Repeat the records word for word, excluding any picture.

Extracted material
※ ※ ※

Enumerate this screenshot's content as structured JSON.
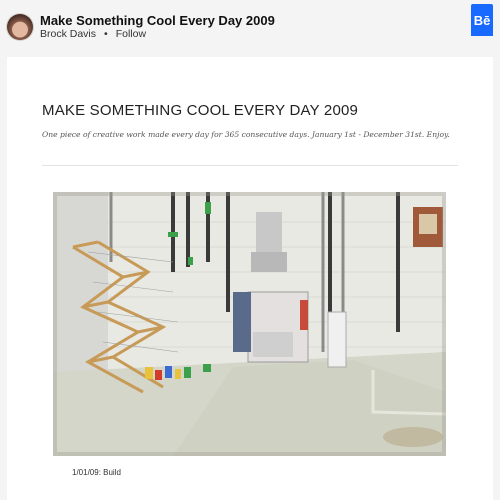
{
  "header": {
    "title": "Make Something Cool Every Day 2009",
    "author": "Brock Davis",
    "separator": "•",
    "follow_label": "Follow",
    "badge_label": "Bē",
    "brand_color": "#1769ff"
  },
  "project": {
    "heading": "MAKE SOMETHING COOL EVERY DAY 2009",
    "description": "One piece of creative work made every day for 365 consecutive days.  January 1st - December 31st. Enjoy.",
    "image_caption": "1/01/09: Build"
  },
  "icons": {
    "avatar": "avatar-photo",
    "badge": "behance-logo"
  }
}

※ ※ ※

Task answer
Enumerate this screenshot's content as structured JSON.
{
  "header": {
    "title": "Make Something Cool Every Day 2009",
    "author": "Brock Davis",
    "separator": "•",
    "follow_label": "Follow",
    "badge_label": "Bē",
    "brand_color": "#1769ff"
  },
  "project": {
    "heading": "MAKE SOMETHING COOL EVERY DAY 2009",
    "description": "One piece of creative work made every day for 365 consecutive days.  January 1st - December 31st. Enjoy.",
    "image_caption": "1/01/09: Build"
  },
  "icons": {
    "avatar": "avatar-photo",
    "badge": "behance-logo"
  }
}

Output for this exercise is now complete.